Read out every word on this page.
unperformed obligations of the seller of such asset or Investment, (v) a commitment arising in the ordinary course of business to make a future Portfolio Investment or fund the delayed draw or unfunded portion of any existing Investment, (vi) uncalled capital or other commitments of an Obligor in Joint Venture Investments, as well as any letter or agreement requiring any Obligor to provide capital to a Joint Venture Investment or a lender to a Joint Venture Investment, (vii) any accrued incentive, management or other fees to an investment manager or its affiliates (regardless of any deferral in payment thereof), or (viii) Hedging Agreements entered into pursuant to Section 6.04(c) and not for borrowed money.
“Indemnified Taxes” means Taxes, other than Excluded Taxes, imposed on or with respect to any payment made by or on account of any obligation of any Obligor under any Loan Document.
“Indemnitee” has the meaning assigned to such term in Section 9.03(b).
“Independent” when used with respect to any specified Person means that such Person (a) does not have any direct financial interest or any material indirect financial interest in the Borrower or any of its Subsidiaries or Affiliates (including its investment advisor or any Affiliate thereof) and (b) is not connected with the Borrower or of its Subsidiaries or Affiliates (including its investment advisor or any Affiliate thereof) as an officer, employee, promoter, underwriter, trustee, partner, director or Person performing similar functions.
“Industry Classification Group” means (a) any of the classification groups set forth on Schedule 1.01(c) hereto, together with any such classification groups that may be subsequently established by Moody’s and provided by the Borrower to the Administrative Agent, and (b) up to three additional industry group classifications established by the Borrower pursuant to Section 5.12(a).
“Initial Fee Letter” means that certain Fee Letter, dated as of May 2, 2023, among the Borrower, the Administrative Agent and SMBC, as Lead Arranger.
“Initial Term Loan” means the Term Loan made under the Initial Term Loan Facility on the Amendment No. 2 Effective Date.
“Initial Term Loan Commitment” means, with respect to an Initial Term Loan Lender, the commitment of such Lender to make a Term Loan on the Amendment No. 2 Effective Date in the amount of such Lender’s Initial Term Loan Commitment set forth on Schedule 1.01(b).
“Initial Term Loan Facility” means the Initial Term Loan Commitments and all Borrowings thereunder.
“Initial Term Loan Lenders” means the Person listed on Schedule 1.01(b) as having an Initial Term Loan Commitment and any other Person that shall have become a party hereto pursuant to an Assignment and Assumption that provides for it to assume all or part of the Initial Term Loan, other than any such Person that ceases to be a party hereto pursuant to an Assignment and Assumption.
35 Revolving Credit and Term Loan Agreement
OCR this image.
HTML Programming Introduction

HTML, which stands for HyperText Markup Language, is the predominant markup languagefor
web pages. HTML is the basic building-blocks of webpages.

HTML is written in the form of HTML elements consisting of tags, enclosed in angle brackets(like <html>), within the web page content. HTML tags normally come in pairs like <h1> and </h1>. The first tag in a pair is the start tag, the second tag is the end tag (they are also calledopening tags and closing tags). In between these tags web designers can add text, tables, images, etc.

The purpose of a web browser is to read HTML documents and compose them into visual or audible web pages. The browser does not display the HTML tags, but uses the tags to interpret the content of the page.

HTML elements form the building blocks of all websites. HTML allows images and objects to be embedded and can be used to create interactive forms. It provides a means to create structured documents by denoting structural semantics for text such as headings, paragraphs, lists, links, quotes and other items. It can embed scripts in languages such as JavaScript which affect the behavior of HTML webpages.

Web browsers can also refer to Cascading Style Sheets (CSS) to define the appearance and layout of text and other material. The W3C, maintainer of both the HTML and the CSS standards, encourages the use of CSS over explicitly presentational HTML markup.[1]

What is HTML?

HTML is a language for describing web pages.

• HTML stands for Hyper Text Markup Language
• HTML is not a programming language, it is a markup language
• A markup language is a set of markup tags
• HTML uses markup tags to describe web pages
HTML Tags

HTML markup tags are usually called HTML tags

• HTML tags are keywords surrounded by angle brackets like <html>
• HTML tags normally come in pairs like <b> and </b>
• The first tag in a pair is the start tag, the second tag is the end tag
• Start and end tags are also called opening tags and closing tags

═══

→ Short task
Copy in full each line that holds the word "Obligor".

→ Result below
unperformed obligations of the seller of such asset or Investment, (v) a commitment arising in the ordinary course of business to make a future Portfolio Investment or fund the delayed draw or unfunded portion of any existing Investment, (vi) uncalled capital or other commitments of an Obligor in Joint Venture Investments, as well as any letter or agreement requiring any Obligor to provide capital to a Joint Venture Investment or a lender to a Joint Venture Investment, (vii) any accrued incentive, management or other fees to an investment manager or its affiliates (regardless of any deferral in payment thereof), or (viii) Hedging Agreements entered into pursuant to Section 6.04(c) and not for borrowed money.
“Indemnified Taxes” means Taxes, other than Excluded Taxes, imposed on or with respect to any payment made by or on account of any obligation of any Obligor under any Loan Document.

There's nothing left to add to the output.